Under this theme, Palaeosols hold a special potential as they can be used for verifying available models for atmospheric CO2 concentrations through the Phanerozoic, in particular in the late Palaeozoic and the Mesozoic of the Gondwana basins.
The Cenozoic stratigraphy record in India is unique as it offers the possibility of examining palaeomonsoonal records through long and short-term time scales. The Himalayan Foreland preserves continental sequences with abundant pedogenic carbonates, the latter holds potential for providing information on the development of monsoons in the context of uplift. Detailed integrated studies in well developed sequences (e.g. the Punjab sub-Himalaya) combined with exhumation / uplift rate determinations should provide a better understanding of the coupling between tectonics and climate. Such studies would also provide background data for climate modelling.
The role of uplift and chemical weathering of the Himalaya on the long term global climate change, particularly the glacial cycles is an important area of research. The coupling among these processes is inferred from the premise that there is extensive weathering of silicates in the Himalaya by the rivers, as evidenced from the highly radiogenic strontium isotope signatures of the Ganga-Brahmaputra. There is considerable debate on the source of the high strontium concentration and Sr/Sr of these rivers, their relation to silicate weathering, atmospheric CO2 budget and climate. This is an opportune time to take up observational and modelling studies on this topic, both of which would help enhance our understanding of the coupling between uplift, weathering and climate.

## DATA SUPPLIED

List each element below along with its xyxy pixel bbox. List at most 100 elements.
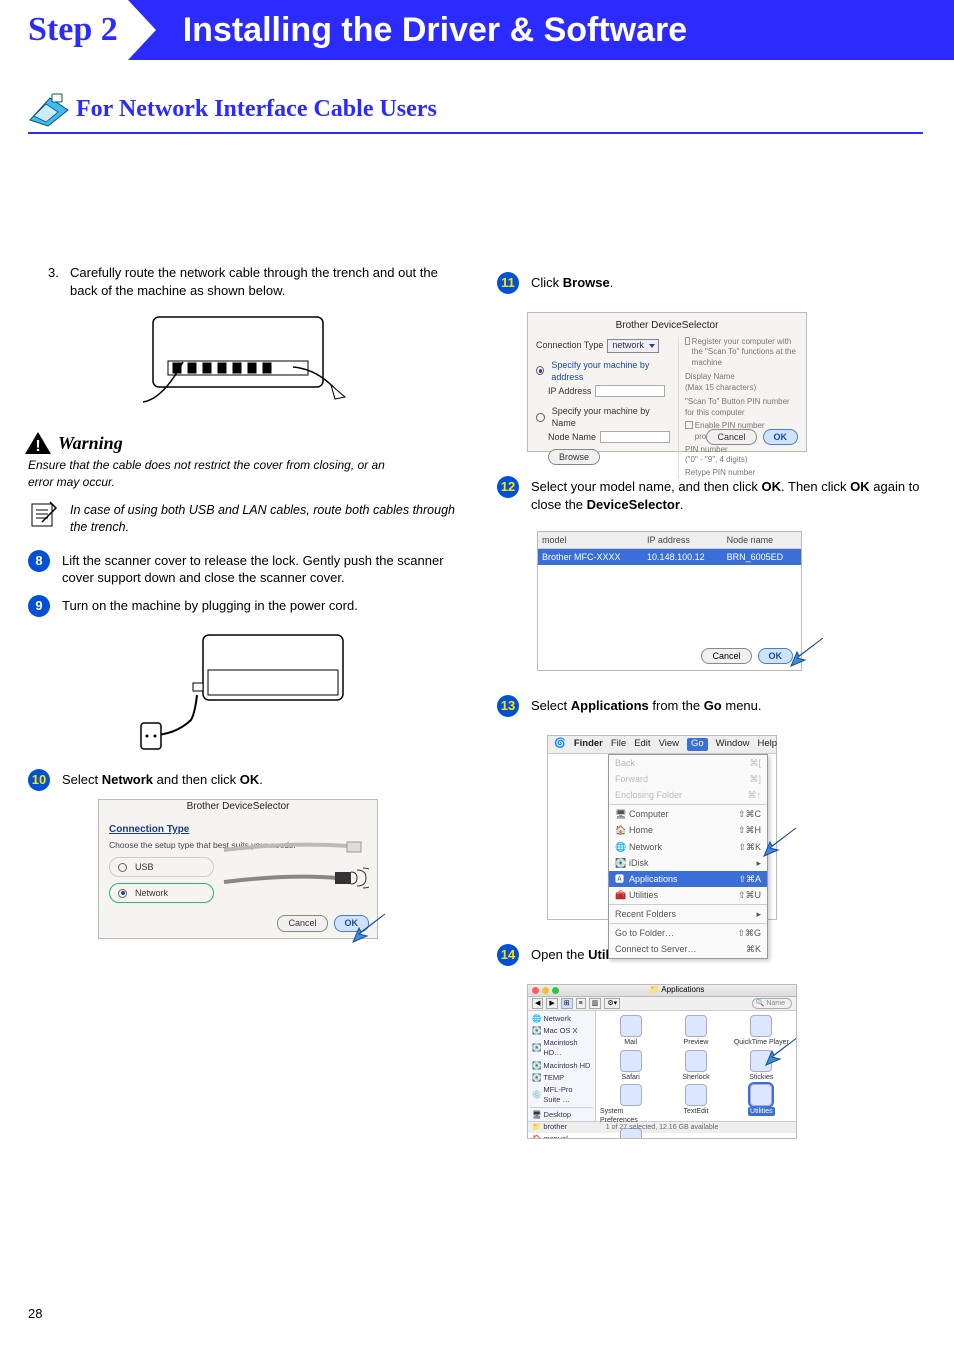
model-list-dialog: modelIP addressNode name Brother MFC-XXX… <box>537 531 802 671</box>
bullet-9: 9 <box>28 595 50 617</box>
step-tab: Step 2 <box>0 0 128 60</box>
menu-edit[interactable]: Edit <box>634 738 650 751</box>
right-column: 11 Click Browse. Brother DeviceSelector … <box>497 264 926 1143</box>
s10-p2: and then click <box>153 772 240 787</box>
apple-icon: 🌀 <box>554 738 566 751</box>
app-utilities[interactable]: Utilities <box>731 1084 792 1126</box>
ds-node-input[interactable] <box>600 431 670 443</box>
sb-desktop[interactable]: 🖥Desktop <box>530 1109 593 1121</box>
ml-h3: Node name <box>723 532 801 549</box>
numbered-step-3: 3. Carefully route the network cable thr… <box>28 264 457 299</box>
power-cord-illustration <box>133 625 353 755</box>
nav-fwd-icon[interactable]: ▶ <box>546 998 557 1009</box>
app-sysprefs[interactable]: System Preferences <box>600 1084 661 1126</box>
radio-icon[interactable] <box>536 413 545 422</box>
go-computer[interactable]: 🖥Computer⇧⌘C <box>609 806 767 822</box>
s11-p1: Click <box>531 275 563 290</box>
radio-checked-icon <box>118 889 127 898</box>
step-9-text: Turn on the machine by plugging in the p… <box>62 595 457 615</box>
step-number: 3. <box>48 264 70 299</box>
step-text: Carefully route the network cable throug… <box>70 264 457 299</box>
conn-title: Brother DeviceSelector <box>99 800 377 814</box>
ds-dispname: Display Name <box>685 372 798 383</box>
step-9: 9 Turn on the machine by plugging in the… <box>28 595 457 617</box>
app-mail[interactable]: Mail <box>600 1015 661 1047</box>
conn-cancel-button[interactable]: Cancel <box>277 915 327 931</box>
sb-network[interactable]: 🌐Network <box>530 1013 593 1025</box>
sb-temp[interactable]: 💽TEMP <box>530 1072 593 1084</box>
go-idisk[interactable]: 💽iDisk▸ <box>609 855 767 871</box>
go-gotofolder[interactable]: Go to Folder…⇧⌘G <box>609 925 767 941</box>
s11-b1: Browse <box>563 275 610 290</box>
ds-title: Brother DeviceSelector <box>536 319 798 333</box>
opt-net-label: Network <box>135 887 168 899</box>
close-icon[interactable] <box>532 987 539 994</box>
go-recent[interactable]: Recent Folders▸ <box>609 906 767 922</box>
app-sherlock[interactable]: Sherlock <box>665 1050 726 1082</box>
view-list-button[interactable]: ≡ <box>576 998 586 1009</box>
conn-opt-usb[interactable]: USB <box>109 857 214 877</box>
app-preview[interactable]: Preview <box>665 1015 726 1047</box>
ml-h1: model <box>538 532 643 549</box>
go-connect[interactable]: Connect to Server…⌘K <box>609 941 767 957</box>
ds-cancel-button[interactable]: Cancel <box>706 429 756 445</box>
sb-brother[interactable]: 📁brother <box>530 1121 593 1133</box>
ds-browse-button[interactable]: Browse <box>548 449 600 465</box>
note-row: In case of using both USB and LAN cables… <box>28 500 457 536</box>
sb-macosx[interactable]: 💽Mac OS X <box>530 1025 593 1037</box>
menu-view[interactable]: View <box>659 738 679 751</box>
go-applications[interactable]: 🅰Applications⇧⌘A <box>609 871 767 887</box>
app-textedit[interactable]: TextEdit <box>665 1084 726 1126</box>
model-row-selected[interactable]: Brother MFC-XXXX10.148.100.12BRN_6005ED <box>538 549 801 566</box>
search-input[interactable]: 🔍 Name <box>752 998 792 1009</box>
menu-window[interactable]: Window <box>716 738 750 751</box>
ml-cancel-button[interactable]: Cancel <box>701 648 751 664</box>
action-gear-icon[interactable]: ⚙▾ <box>604 998 620 1009</box>
ds-maxchars: (Max 15 characters) <box>685 383 798 394</box>
finder-window: 📁 Applications ◀ ▶ ⊞ ≡ ▥ ⚙▾ 🔍 Name 🌐Netw… <box>527 984 797 1139</box>
minimize-icon[interactable] <box>542 987 549 994</box>
s11-p2: . <box>610 275 614 290</box>
ds-ok-button[interactable]: OK <box>763 429 799 445</box>
s10-b1: Network <box>102 772 153 787</box>
ds-ip-input[interactable] <box>595 385 665 397</box>
ds-pin: PIN number <box>685 445 798 456</box>
menu-file[interactable]: File <box>611 738 626 751</box>
sb-hd2[interactable]: 💽Macintosh HD <box>530 1060 593 1072</box>
view-icon-button[interactable]: ⊞ <box>561 998 573 1009</box>
nav-back-icon[interactable]: ◀ <box>532 998 543 1009</box>
network-users-icon <box>28 90 70 128</box>
warning-icon: ! <box>24 431 52 455</box>
go-home[interactable]: 🏠Home⇧⌘H <box>609 822 767 838</box>
ds-retype: Retype PIN number <box>685 468 798 479</box>
radio-checked-icon[interactable] <box>536 366 544 375</box>
zoom-icon[interactable] <box>552 987 559 994</box>
model-table: modelIP addressNode name Brother MFC-XXX… <box>538 532 801 565</box>
sb-manual[interactable]: 🏠manual <box>530 1133 593 1139</box>
sb-mfl[interactable]: 💿MFL-Pro Suite … <box>530 1084 593 1106</box>
header-title: Installing the Driver & Software <box>128 0 687 60</box>
arrow-cue-icon <box>758 1035 797 1067</box>
page-number: 28 <box>28 1306 42 1321</box>
bullet-11: 11 <box>497 272 519 294</box>
conn-opt-network[interactable]: Network <box>109 883 214 903</box>
step-10-text: Select Network and then click OK. <box>62 769 457 789</box>
go-enclosing: Enclosing Folder⌘↑ <box>609 787 767 803</box>
go-dropdown: Back⌘[ Forward⌘] Enclosing Folder⌘↑ 🖥Com… <box>608 754 768 959</box>
view-col-button[interactable]: ▥ <box>589 998 602 1009</box>
step-12-text: Select your model name, and then click O… <box>531 476 926 513</box>
cable-routing-illustration <box>113 307 373 417</box>
go-network[interactable]: 🌐Network⇧⌘K <box>609 839 767 855</box>
menu-finder[interactable]: Finder <box>574 738 603 751</box>
go-menu-screenshot: 🌀 Finder File Edit View Go Window Help B… <box>547 735 777 920</box>
ds-conntype-select[interactable]: network <box>607 339 659 353</box>
menu-help[interactable]: Help <box>757 738 777 751</box>
app-safari[interactable]: Safari <box>600 1050 661 1082</box>
ds-by-address: Specify your machine by address <box>551 359 672 383</box>
go-utilities[interactable]: 🧰Utilities⇧⌘U <box>609 887 767 903</box>
ml-h2: IP address <box>643 532 723 549</box>
header-band: Step 2 Installing the Driver & Software <box>0 0 954 60</box>
sb-hd1[interactable]: 💽Macintosh HD… <box>530 1037 593 1059</box>
step-13: 13 Select Applications from the Go menu. <box>497 695 926 717</box>
menu-go[interactable]: Go <box>687 738 708 751</box>
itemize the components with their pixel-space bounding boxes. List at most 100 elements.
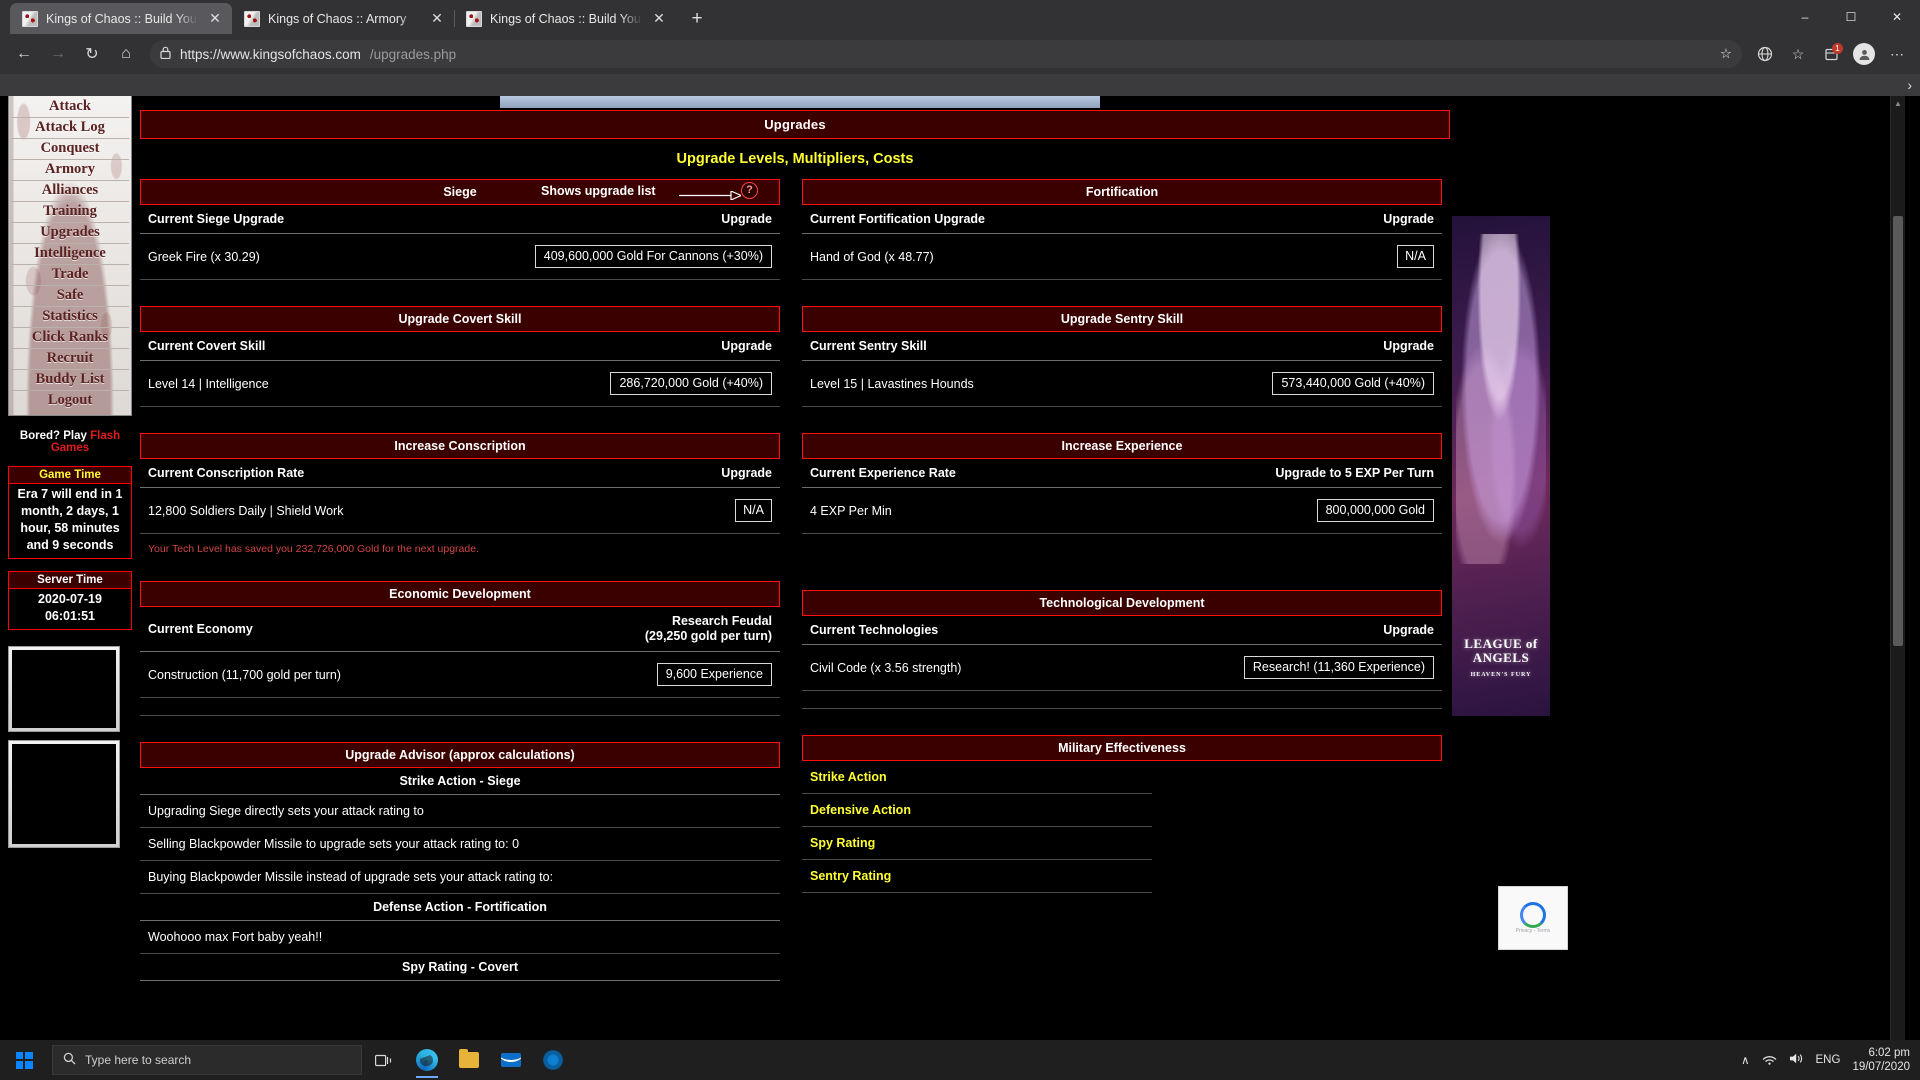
browser-tab-2[interactable]: Kings of Chaos :: Armory ✕ <box>232 3 454 34</box>
browser-tab-3[interactable]: Kings of Chaos :: Build Your Army ✕ <box>454 3 676 34</box>
page-scrollbar[interactable]: ▲ <box>1890 96 1905 1040</box>
technological-spacer <box>802 691 1442 709</box>
experience-upgrade-button[interactable]: 800,000,000 Gold <box>1316 499 1434 522</box>
military-row-defensive: Defensive Action <box>802 794 1152 827</box>
sidebar-item-logout[interactable]: Logout <box>11 391 129 411</box>
mail-icon <box>501 1053 521 1067</box>
volume-icon[interactable] <box>1789 1052 1804 1068</box>
sentry-upgrade-button[interactable]: 573,440,000 Gold (+40%) <box>1272 372 1434 395</box>
panel-technological: Technological Development Current Techno… <box>802 590 1442 709</box>
siege-upgrade-button[interactable]: 409,600,000 Gold For Cannons (+30%) <box>534 245 772 268</box>
panels-grid: Siege Shows upgrade list ? Current Siege… <box>140 179 1450 1007</box>
sidebar-ad-bottom[interactable] <box>8 740 120 848</box>
sidebar-item-upgrades[interactable]: Upgrades <box>11 223 129 244</box>
panel-fortification: Fortification Current Fortification Upgr… <box>802 179 1442 280</box>
experience-current-value: 4 EXP Per Min <box>810 503 892 518</box>
language-indicator[interactable]: ENG <box>1816 1054 1841 1066</box>
siege-col-left: Current Siege Upgrade <box>148 212 285 226</box>
home-icon[interactable]: ⌂ <box>110 38 142 70</box>
advisor-section-title-spy: Spy Rating - Covert <box>140 954 780 981</box>
tab-title: Kings of Chaos :: Build Your Army <box>490 11 642 26</box>
avatar <box>1853 43 1875 65</box>
conscription-current-value: 12,800 Soldiers Daily | Shield Work <box>148 503 344 518</box>
forward-icon[interactable]: → <box>42 38 74 70</box>
scrollbar-thumb[interactable] <box>1893 216 1903 646</box>
network-icon[interactable] <box>1762 1053 1777 1068</box>
ad-subtitle-text: HEAVEN'S FURY <box>1470 672 1532 678</box>
taskbar-app-mail[interactable] <box>490 1040 532 1080</box>
collections-icon[interactable]: 1 <box>1816 39 1846 69</box>
bookmark-star-icon[interactable]: ☆ <box>1720 46 1732 62</box>
panel-fortification-heading: Fortification <box>802 179 1442 205</box>
window-controls: – ☐ ✕ <box>1782 0 1920 34</box>
panel-technological-heading: Technological Development <box>802 590 1442 616</box>
sidebar-item-conquest[interactable]: Conquest <box>11 139 129 160</box>
favorites-icon[interactable]: ☆ <box>1783 39 1813 69</box>
profile-avatar[interactable] <box>1849 39 1879 69</box>
close-icon[interactable]: ✕ <box>650 10 668 28</box>
reload-icon[interactable]: ↻ <box>76 38 108 70</box>
scroll-up-icon[interactable]: ▲ <box>1891 96 1905 111</box>
arrow-icon <box>679 189 743 201</box>
economic-current-value: Construction (11,700 gold per turn) <box>148 667 341 682</box>
fortification-upgrade-button[interactable]: N/A <box>1397 245 1434 268</box>
covert-current-value: Level 14 | Intelligence <box>148 376 269 391</box>
start-button[interactable] <box>0 1040 48 1080</box>
taskbar-app-edge[interactable] <box>406 1040 448 1080</box>
close-icon[interactable]: ✕ <box>206 10 224 28</box>
covert-upgrade-button[interactable]: 286,720,000 Gold (+40%) <box>610 372 772 395</box>
conscription-upgrade-button[interactable]: N/A <box>735 499 772 522</box>
recaptcha-terms[interactable]: Terms <box>1537 928 1551 934</box>
back-icon[interactable]: ← <box>8 38 40 70</box>
sidebar-item-buddy-list[interactable]: Buddy List <box>11 370 129 391</box>
economic-column-headers: Current Economy Research Feudal (29,250 … <box>140 607 780 652</box>
tab-strip: Kings of Chaos :: Build Your Army ✕ King… <box>0 0 1920 34</box>
panel-military-effectiveness: Military Effectiveness Strike Action Def… <box>802 735 1442 893</box>
recaptcha-privacy[interactable]: Privacy <box>1516 928 1532 934</box>
taskbar-search[interactable]: Type here to search <box>52 1045 362 1075</box>
technological-research-button[interactable]: Research! (11,360 Experience) <box>1243 656 1434 679</box>
globe-icon[interactable] <box>1750 39 1780 69</box>
new-tab-button[interactable]: + <box>682 4 712 34</box>
ad-artwork <box>1456 234 1546 564</box>
chevron-right-icon[interactable]: › <box>1907 77 1912 93</box>
economic-upgrade-button[interactable]: 9,600 Experience <box>656 663 772 686</box>
browser-tab-1[interactable]: Kings of Chaos :: Build Your Army ✕ <box>10 3 232 34</box>
maximize-button[interactable]: ☐ <box>1828 0 1874 34</box>
recaptcha-badge[interactable]: Privacy - Terms <box>1498 886 1568 950</box>
server-time-box: Server Time 2020-07-19 06:01:51 <box>8 571 132 630</box>
address-bar[interactable]: https://www.kingsofchaos.com/upgrades.ph… <box>150 40 1742 68</box>
window-close-button[interactable]: ✕ <box>1874 0 1920 34</box>
help-icon[interactable]: ? <box>741 182 758 199</box>
sidebar-item-trade[interactable]: Trade <box>11 265 129 286</box>
settings-more-icon[interactable]: ⋯ <box>1882 39 1912 69</box>
minimize-button[interactable]: – <box>1782 0 1828 34</box>
taskbar-app-browser-alt[interactable] <box>532 1040 574 1080</box>
sidebar-item-armory[interactable]: Armory <box>11 160 129 181</box>
sidebar-item-intelligence[interactable]: Intelligence <box>11 244 129 265</box>
task-view-icon[interactable] <box>362 1040 406 1080</box>
sidebar-item-alliances[interactable]: Alliances <box>11 181 129 202</box>
taskbar-app-file-explorer[interactable] <box>448 1040 490 1080</box>
sidebar-item-safe[interactable]: Safe <box>11 286 129 307</box>
tray-chevron-icon[interactable]: ∧ <box>1741 1053 1749 1067</box>
sidebar-item-training[interactable]: Training <box>11 202 129 223</box>
experience-data-row: 4 EXP Per Min 800,000,000 Gold <box>802 488 1442 534</box>
sentry-data-row: Level 15 | Lavastines Hounds 573,440,000… <box>802 361 1442 407</box>
taskbar-clock[interactable]: 6:02 pm 19/07/2020 <box>1852 1046 1910 1074</box>
panel-sentry: Upgrade Sentry Skill Current Sentry Skil… <box>802 306 1442 407</box>
favicon-icon <box>244 10 260 27</box>
close-icon[interactable]: ✕ <box>428 10 446 28</box>
technological-column-headers: Current Technologies Upgrade <box>802 616 1442 645</box>
sidebar-item-attack[interactable]: Attack <box>11 97 129 118</box>
league-of-angels-ad[interactable]: LEAGUE of ANGELS HEAVEN'S FURY <box>1452 216 1550 716</box>
sidebar-ad-top[interactable] <box>8 646 120 732</box>
advisor-row: Upgrading Siege directly sets your attac… <box>140 795 780 828</box>
url-path: /upgrades.php <box>369 46 457 62</box>
conscription-data-row: 12,800 Soldiers Daily | Shield Work N/A <box>140 488 780 534</box>
sidebar-item-recruit[interactable]: Recruit <box>11 349 129 370</box>
sidebar-item-attack-log[interactable]: Attack Log <box>11 118 129 139</box>
sidebar-item-click-ranks[interactable]: Click Ranks <box>11 328 129 349</box>
sidebar-item-statistics[interactable]: Statistics <box>11 307 129 328</box>
economic-data-row: Construction (11,700 gold per turn) 9,60… <box>140 652 780 698</box>
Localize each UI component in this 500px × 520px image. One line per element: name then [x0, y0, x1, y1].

## STATED PROBLEM
Reproduce the palaeoclimate passage from "The role of" up to and including "weathering and climate.". The rows play no part in what follows.

## SOLUTION TO THE EXERCISE
The role of uplift and chemical weathering of the Himalaya on the long term global climate change, particularly the glacial cycles is an important area of research. The coupling among these processes is inferred from the premise that there is extensive weathering of silicates in the Himalaya by the rivers, as evidenced from the highly radiogenic strontium isotope signatures of the Ganga-Brahmaputra. There is considerable debate on the source of the high strontium concentration and Sr/Sr of these rivers, their relation to silicate weathering, atmospheric CO2 budget and climate. This is an opportune time to take up observational and modelling studies on this topic, both of which would help enhance our understanding of the coupling between uplift, weathering and climate.